#### [Given instruction]
Look through the data below and return each line where "xlabel" appears.

Figure contents as structured data
|---|
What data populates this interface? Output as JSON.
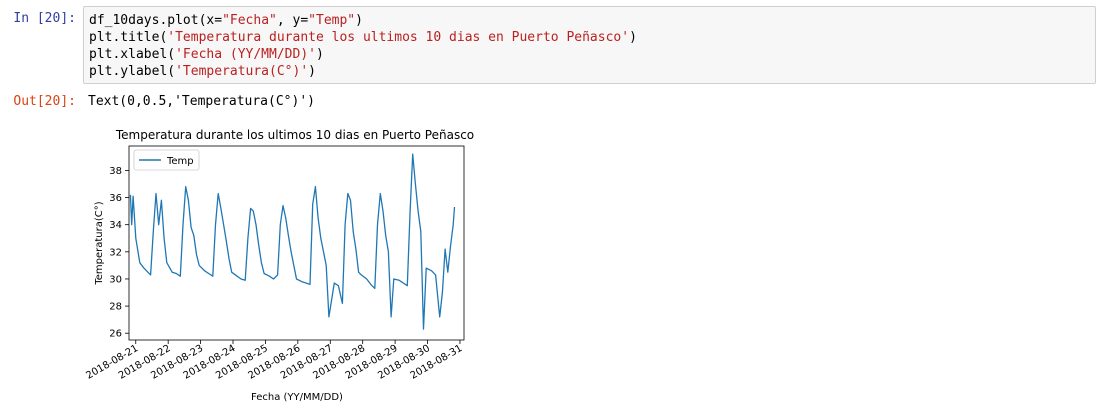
{
  "cell": {
    "in_prompt": "In [20]:",
    "out_prompt": "Out[20]:",
    "code_lines": [
      [
        "df_10days.plot(x=",
        "\"Fecha\"",
        ", y=",
        "\"Temp\"",
        ")"
      ],
      [
        "plt.title(",
        "'Temperatura durante los ultimos 10 dias en Puerto Peñasco'",
        ")"
      ],
      [
        "plt.xlabel(",
        "'Fecha (YY/MM/DD)'",
        ")"
      ],
      [
        "plt.ylabel(",
        "'Temperatura(C°)'",
        ")"
      ]
    ],
    "output_text": "Text(0,0.5,'Temperatura(C°)')"
  },
  "colors": {
    "line": "#1f77b4",
    "in_prompt": "#303f9f",
    "out_prompt": "#d84315",
    "string": "#ba2121"
  },
  "chart_data": {
    "type": "line",
    "title": "Temperatura durante los ultimos 10 dias en Puerto Peñasco",
    "xlabel": "Fecha (YY/MM/DD)",
    "ylabel": "Temperatura(C°)",
    "legend": {
      "entries": [
        "Temp"
      ],
      "placement": "upper-left"
    },
    "x_ticks": [
      "2018-08-21",
      "2018-08-22",
      "2018-08-23",
      "2018-08-24",
      "2018-08-25",
      "2018-08-26",
      "2018-08-27",
      "2018-08-28",
      "2018-08-29",
      "2018-08-30",
      "2018-08-31"
    ],
    "y_ticks": [
      26,
      28,
      30,
      32,
      34,
      36,
      38
    ],
    "ylim": [
      25.5,
      39.8
    ],
    "xlim": [
      "2018-08-20 19:00",
      "2018-08-31 03:00"
    ],
    "grid": false,
    "series": [
      {
        "name": "Temp",
        "x": [
          "2018-08-20 20:00",
          "2018-08-20 21:00",
          "2018-08-20 22:00",
          "2018-08-21 00:00",
          "2018-08-21 03:00",
          "2018-08-21 06:00",
          "2018-08-21 09:00",
          "2018-08-21 11:00",
          "2018-08-21 13:00",
          "2018-08-21 15:00",
          "2018-08-21 17:00",
          "2018-08-21 19:00",
          "2018-08-21 21:00",
          "2018-08-21 23:00",
          "2018-08-22 03:00",
          "2018-08-22 06:00",
          "2018-08-22 09:00",
          "2018-08-22 11:00",
          "2018-08-22 13:00",
          "2018-08-22 15:00",
          "2018-08-22 17:00",
          "2018-08-22 19:00",
          "2018-08-22 21:00",
          "2018-08-22 23:00",
          "2018-08-23 03:00",
          "2018-08-23 06:00",
          "2018-08-23 09:00",
          "2018-08-23 11:00",
          "2018-08-23 13:00",
          "2018-08-23 15:00",
          "2018-08-23 17:00",
          "2018-08-23 19:00",
          "2018-08-23 21:00",
          "2018-08-23 23:00",
          "2018-08-24 03:00",
          "2018-08-24 06:00",
          "2018-08-24 09:00",
          "2018-08-24 11:00",
          "2018-08-24 13:00",
          "2018-08-24 15:00",
          "2018-08-24 17:00",
          "2018-08-24 19:00",
          "2018-08-24 21:00",
          "2018-08-24 23:00",
          "2018-08-25 03:00",
          "2018-08-25 06:00",
          "2018-08-25 09:00",
          "2018-08-25 11:00",
          "2018-08-25 13:00",
          "2018-08-25 15:00",
          "2018-08-25 17:00",
          "2018-08-25 19:00",
          "2018-08-25 21:00",
          "2018-08-25 23:00",
          "2018-08-26 03:00",
          "2018-08-26 06:00",
          "2018-08-26 09:00",
          "2018-08-26 11:00",
          "2018-08-26 13:00",
          "2018-08-26 15:00",
          "2018-08-26 17:00",
          "2018-08-26 19:00",
          "2018-08-26 21:00",
          "2018-08-26 23:00",
          "2018-08-27 03:00",
          "2018-08-27 06:00",
          "2018-08-27 09:00",
          "2018-08-27 11:00",
          "2018-08-27 13:00",
          "2018-08-27 15:00",
          "2018-08-27 17:00",
          "2018-08-27 19:00",
          "2018-08-27 21:00",
          "2018-08-27 23:00",
          "2018-08-28 03:00",
          "2018-08-28 06:00",
          "2018-08-28 09:00",
          "2018-08-28 11:00",
          "2018-08-28 13:00",
          "2018-08-28 15:00",
          "2018-08-28 17:00",
          "2018-08-28 19:00",
          "2018-08-28 21:00",
          "2018-08-28 23:00",
          "2018-08-29 03:00",
          "2018-08-29 06:00",
          "2018-08-29 09:00",
          "2018-08-29 11:00",
          "2018-08-29 13:00",
          "2018-08-29 15:00",
          "2018-08-29 17:00",
          "2018-08-29 19:00",
          "2018-08-29 21:00",
          "2018-08-29 23:00",
          "2018-08-30 03:00",
          "2018-08-30 06:00",
          "2018-08-30 09:00",
          "2018-08-30 11:00",
          "2018-08-30 13:00",
          "2018-08-30 15:00",
          "2018-08-30 17:00",
          "2018-08-30 19:00",
          "2018-08-30 20:00"
        ],
        "y": [
          36.2,
          34.0,
          36.1,
          33.0,
          31.2,
          30.8,
          30.5,
          30.3,
          33.5,
          36.3,
          34.0,
          35.8,
          33.0,
          31.2,
          30.5,
          30.4,
          30.2,
          34.0,
          36.8,
          35.8,
          33.8,
          33.2,
          31.8,
          31.0,
          30.6,
          30.4,
          30.2,
          34.0,
          36.3,
          35.2,
          34.0,
          32.8,
          31.5,
          30.5,
          30.2,
          30.0,
          29.9,
          33.0,
          35.2,
          35.0,
          34.0,
          32.5,
          31.2,
          30.4,
          30.2,
          30.0,
          30.3,
          34.0,
          35.4,
          34.5,
          33.2,
          32.0,
          31.0,
          30.0,
          29.8,
          29.7,
          29.6,
          35.5,
          36.8,
          34.5,
          33.0,
          32.0,
          31.0,
          27.2,
          29.7,
          29.5,
          28.2,
          34.0,
          36.3,
          35.8,
          33.5,
          32.2,
          30.5,
          30.3,
          30.0,
          29.6,
          29.3,
          34.0,
          36.3,
          35.0,
          33.2,
          32.0,
          27.2,
          30.0,
          29.9,
          29.7,
          29.5,
          34.8,
          39.2,
          37.0,
          35.0,
          33.5,
          26.3,
          30.8,
          30.6,
          30.3,
          27.2,
          29.0,
          32.2,
          30.5,
          32.4,
          34.0,
          35.3
        ]
      }
    ]
  }
}
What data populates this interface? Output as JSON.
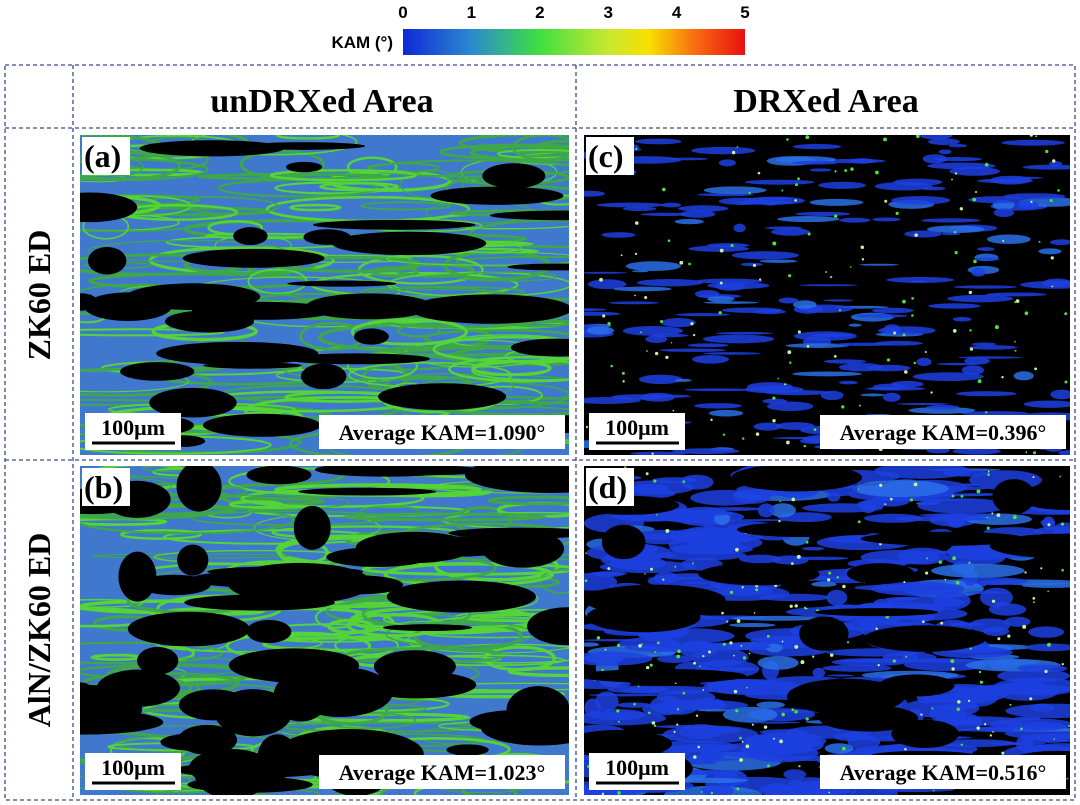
{
  "colorbar": {
    "label": "KAM (°)",
    "ticks": [
      0,
      1,
      2,
      3,
      4,
      5
    ]
  },
  "columns": [
    "unDRXed Area",
    "DRXed Area"
  ],
  "rows": [
    "ZK60 ED",
    "AlN/ZK60 ED"
  ],
  "panels": [
    {
      "label": "(a)",
      "scale_bar": "100μm",
      "average": "Average KAM=1.090°"
    },
    {
      "label": "(c)",
      "scale_bar": "100μm",
      "average": "Average KAM=0.396°"
    },
    {
      "label": "(b)",
      "scale_bar": "100μm",
      "average": "Average KAM=1.023°"
    },
    {
      "label": "(d)",
      "scale_bar": "100μm",
      "average": "Average KAM=0.516°"
    }
  ]
}
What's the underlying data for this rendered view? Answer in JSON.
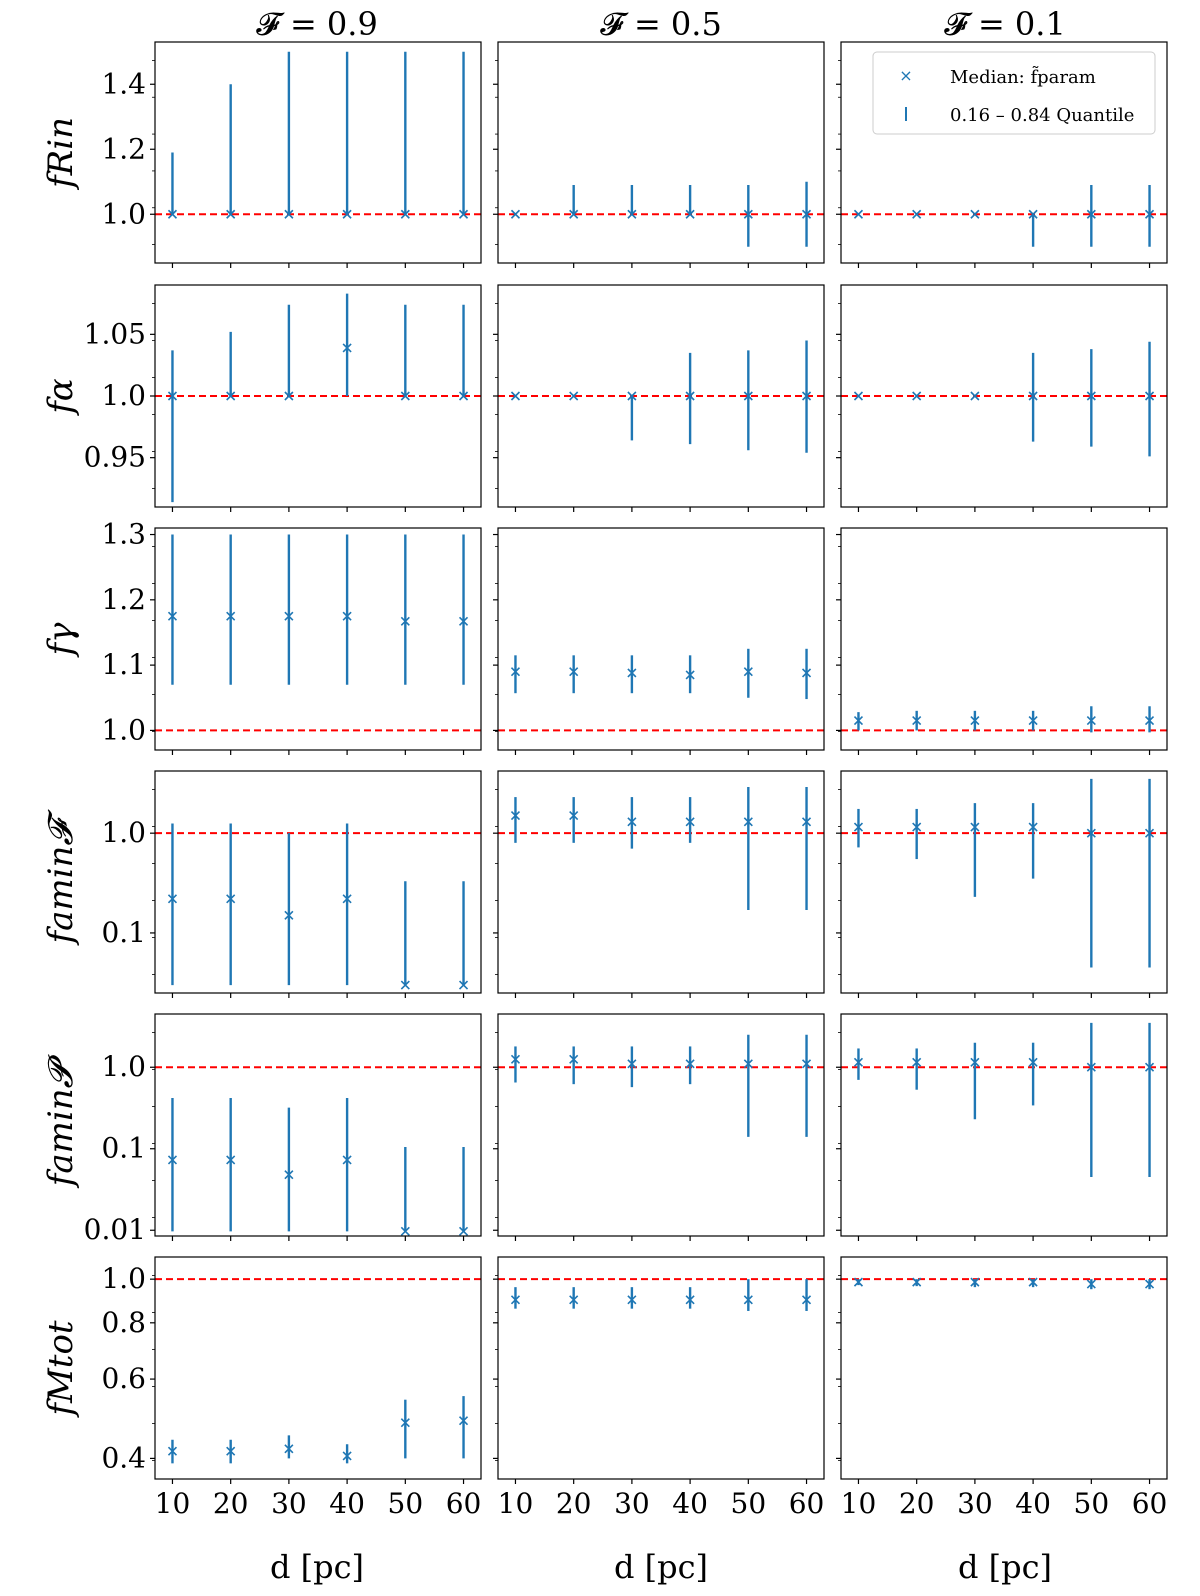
{
  "colors": {
    "series": "#1f77b4",
    "reference": "#ff0000"
  },
  "legend": {
    "median_label": "Median: f̃param",
    "quantile_label": "0.16 – 0.84 Quantile"
  },
  "columns": [
    {
      "title": "𝓕 = 0.9"
    },
    {
      "title": "𝓕 = 0.5"
    },
    {
      "title": "𝓕 = 0.1"
    }
  ],
  "xlabel": "d [pc]",
  "xticks": [
    "10",
    "20",
    "30",
    "40",
    "50",
    "60"
  ],
  "chart_data": [
    {
      "type": "scatter",
      "row": "f_Rin",
      "ylabel": "fRin",
      "scale": "linear",
      "ylim": [
        0.85,
        1.53
      ],
      "yticks": [
        {
          "v": 1.0,
          "label": "1.0"
        },
        {
          "v": 1.2,
          "label": "1.2"
        },
        {
          "v": 1.4,
          "label": "1.4"
        }
      ],
      "reference": 1.0,
      "x": [
        10,
        20,
        30,
        40,
        50,
        60
      ],
      "panels": [
        {
          "median": [
            1.0,
            1.0,
            1.0,
            1.0,
            1.0,
            1.0
          ],
          "low": [
            1.0,
            1.0,
            1.0,
            1.0,
            1.0,
            1.0
          ],
          "high": [
            1.19,
            1.4,
            1.5,
            1.5,
            1.5,
            1.5
          ]
        },
        {
          "median": [
            1.0,
            1.0,
            1.0,
            1.0,
            1.0,
            1.0
          ],
          "low": [
            1.0,
            1.0,
            1.0,
            1.0,
            0.9,
            0.9
          ],
          "high": [
            1.0,
            1.09,
            1.09,
            1.09,
            1.09,
            1.1
          ]
        },
        {
          "median": [
            1.0,
            1.0,
            1.0,
            1.0,
            1.0,
            1.0
          ],
          "low": [
            1.0,
            1.0,
            1.0,
            0.9,
            0.9,
            0.9
          ],
          "high": [
            1.0,
            1.0,
            1.0,
            1.0,
            1.09,
            1.09
          ]
        }
      ]
    },
    {
      "type": "scatter",
      "row": "f_alpha",
      "ylabel": "fα",
      "scale": "linear",
      "ylim": [
        0.91,
        1.09
      ],
      "yticks": [
        {
          "v": 0.95,
          "label": "0.95"
        },
        {
          "v": 1.0,
          "label": "1.0"
        },
        {
          "v": 1.05,
          "label": "1.05"
        }
      ],
      "reference": 1.0,
      "x": [
        10,
        20,
        30,
        40,
        50,
        60
      ],
      "panels": [
        {
          "median": [
            1.0,
            1.0,
            1.0,
            1.039,
            1.0,
            1.0
          ],
          "low": [
            0.914,
            1.0,
            1.0,
            1.0,
            1.0,
            1.0
          ],
          "high": [
            1.037,
            1.052,
            1.074,
            1.083,
            1.074,
            1.074
          ]
        },
        {
          "median": [
            1.0,
            1.0,
            1.0,
            1.0,
            1.0,
            1.0
          ],
          "low": [
            1.0,
            1.0,
            0.964,
            0.961,
            0.956,
            0.954
          ],
          "high": [
            1.0,
            1.0,
            1.0,
            1.035,
            1.037,
            1.045
          ]
        },
        {
          "median": [
            1.0,
            1.0,
            1.0,
            1.0,
            1.0,
            1.0
          ],
          "low": [
            1.0,
            1.0,
            1.0,
            0.963,
            0.959,
            0.951
          ],
          "high": [
            1.0,
            1.0,
            1.0,
            1.035,
            1.038,
            1.044
          ]
        }
      ]
    },
    {
      "type": "scatter",
      "row": "f_gamma",
      "ylabel": "fγ",
      "scale": "linear",
      "ylim": [
        0.97,
        1.31
      ],
      "yticks": [
        {
          "v": 1.0,
          "label": "1.0"
        },
        {
          "v": 1.1,
          "label": "1.1"
        },
        {
          "v": 1.2,
          "label": "1.2"
        },
        {
          "v": 1.3,
          "label": "1.3"
        }
      ],
      "reference": 1.0,
      "x": [
        10,
        20,
        30,
        40,
        50,
        60
      ],
      "panels": [
        {
          "median": [
            1.175,
            1.175,
            1.175,
            1.175,
            1.167,
            1.167
          ],
          "low": [
            1.07,
            1.07,
            1.07,
            1.07,
            1.07,
            1.07
          ],
          "high": [
            1.3,
            1.3,
            1.3,
            1.3,
            1.3,
            1.3
          ]
        },
        {
          "median": [
            1.09,
            1.09,
            1.088,
            1.085,
            1.09,
            1.088
          ],
          "low": [
            1.057,
            1.057,
            1.057,
            1.057,
            1.05,
            1.048
          ],
          "high": [
            1.115,
            1.115,
            1.115,
            1.115,
            1.125,
            1.125
          ]
        },
        {
          "median": [
            1.015,
            1.015,
            1.015,
            1.015,
            1.015,
            1.015
          ],
          "low": [
            1.0,
            1.0,
            1.0,
            1.0,
            0.997,
            0.997
          ],
          "high": [
            1.028,
            1.03,
            1.03,
            1.03,
            1.037,
            1.037
          ]
        }
      ]
    },
    {
      "type": "scatter",
      "row": "f_amin_F",
      "ylabel": "famin𝓕",
      "scale": "log",
      "ylim": [
        0.025,
        4.2
      ],
      "yticks": [
        {
          "v": 0.1,
          "label": "0.1"
        },
        {
          "v": 1.0,
          "label": "1.0"
        }
      ],
      "reference": 1.0,
      "x": [
        10,
        20,
        30,
        40,
        50,
        60
      ],
      "panels": [
        {
          "median": [
            0.22,
            0.22,
            0.15,
            0.22,
            0.03,
            0.03
          ],
          "low": [
            0.03,
            0.03,
            0.03,
            0.03,
            0.03,
            0.03
          ],
          "high": [
            1.25,
            1.25,
            1.0,
            1.25,
            0.33,
            0.33
          ]
        },
        {
          "median": [
            1.5,
            1.5,
            1.3,
            1.3,
            1.3,
            1.3
          ],
          "low": [
            0.8,
            0.8,
            0.7,
            0.8,
            0.17,
            0.17
          ],
          "high": [
            2.3,
            2.3,
            2.3,
            2.3,
            2.9,
            2.9
          ]
        },
        {
          "median": [
            1.15,
            1.15,
            1.15,
            1.15,
            1.0,
            1.0
          ],
          "low": [
            0.72,
            0.55,
            0.23,
            0.35,
            0.045,
            0.045
          ],
          "high": [
            1.75,
            1.75,
            2.0,
            2.0,
            3.5,
            3.5
          ]
        }
      ]
    },
    {
      "type": "scatter",
      "row": "f_amin_P",
      "ylabel": "famin𝓟",
      "scale": "log",
      "ylim": [
        0.0085,
        4.5
      ],
      "yticks": [
        {
          "v": 0.01,
          "label": "0.01"
        },
        {
          "v": 0.1,
          "label": "0.1"
        },
        {
          "v": 1.0,
          "label": "1.0"
        }
      ],
      "reference": 1.0,
      "x": [
        10,
        20,
        30,
        40,
        50,
        60
      ],
      "panels": [
        {
          "median": [
            0.073,
            0.073,
            0.048,
            0.073,
            0.0097,
            0.0097
          ],
          "low": [
            0.0097,
            0.0097,
            0.0097,
            0.0097,
            0.0097,
            0.0097
          ],
          "high": [
            0.42,
            0.42,
            0.32,
            0.42,
            0.105,
            0.105
          ]
        },
        {
          "median": [
            1.25,
            1.25,
            1.1,
            1.1,
            1.1,
            1.1
          ],
          "low": [
            0.65,
            0.62,
            0.57,
            0.62,
            0.14,
            0.14
          ],
          "high": [
            1.8,
            1.8,
            1.8,
            1.8,
            2.5,
            2.5
          ]
        },
        {
          "median": [
            1.15,
            1.15,
            1.15,
            1.15,
            1.0,
            1.0
          ],
          "low": [
            0.7,
            0.53,
            0.23,
            0.34,
            0.045,
            0.045
          ],
          "high": [
            1.7,
            1.7,
            2.0,
            2.0,
            3.5,
            3.5
          ]
        }
      ]
    },
    {
      "type": "scatter",
      "row": "f_Mtot",
      "ylabel": "fMtot",
      "scale": "log",
      "ylim": [
        0.36,
        1.12
      ],
      "yticks": [
        {
          "v": 0.4,
          "label": "0.4"
        },
        {
          "v": 0.6,
          "label": "0.6"
        },
        {
          "v": 0.8,
          "label": "0.8"
        },
        {
          "v": 1.0,
          "label": "1.0"
        }
      ],
      "reference": 1.0,
      "x": [
        10,
        20,
        30,
        40,
        50,
        60
      ],
      "panels": [
        {
          "median": [
            0.415,
            0.415,
            0.42,
            0.405,
            0.48,
            0.485
          ],
          "low": [
            0.39,
            0.39,
            0.4,
            0.39,
            0.4,
            0.4
          ],
          "high": [
            0.44,
            0.44,
            0.45,
            0.43,
            0.54,
            0.55
          ]
        },
        {
          "median": [
            0.9,
            0.9,
            0.9,
            0.9,
            0.9,
            0.9
          ],
          "low": [
            0.86,
            0.86,
            0.86,
            0.86,
            0.85,
            0.85
          ],
          "high": [
            0.96,
            0.96,
            0.96,
            0.96,
            1.0,
            1.0
          ]
        },
        {
          "median": [
            0.985,
            0.985,
            0.985,
            0.985,
            0.975,
            0.975
          ],
          "low": [
            0.97,
            0.965,
            0.96,
            0.96,
            0.95,
            0.95
          ],
          "high": [
            1.0,
            1.0,
            1.0,
            1.0,
            1.0,
            1.0
          ]
        }
      ]
    }
  ]
}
|---|
#### [Final result]
        "plt.xlabel(",
    "xlabel": "Fecha (YY/MM/DD)",
  "xlabel": "d [pc]",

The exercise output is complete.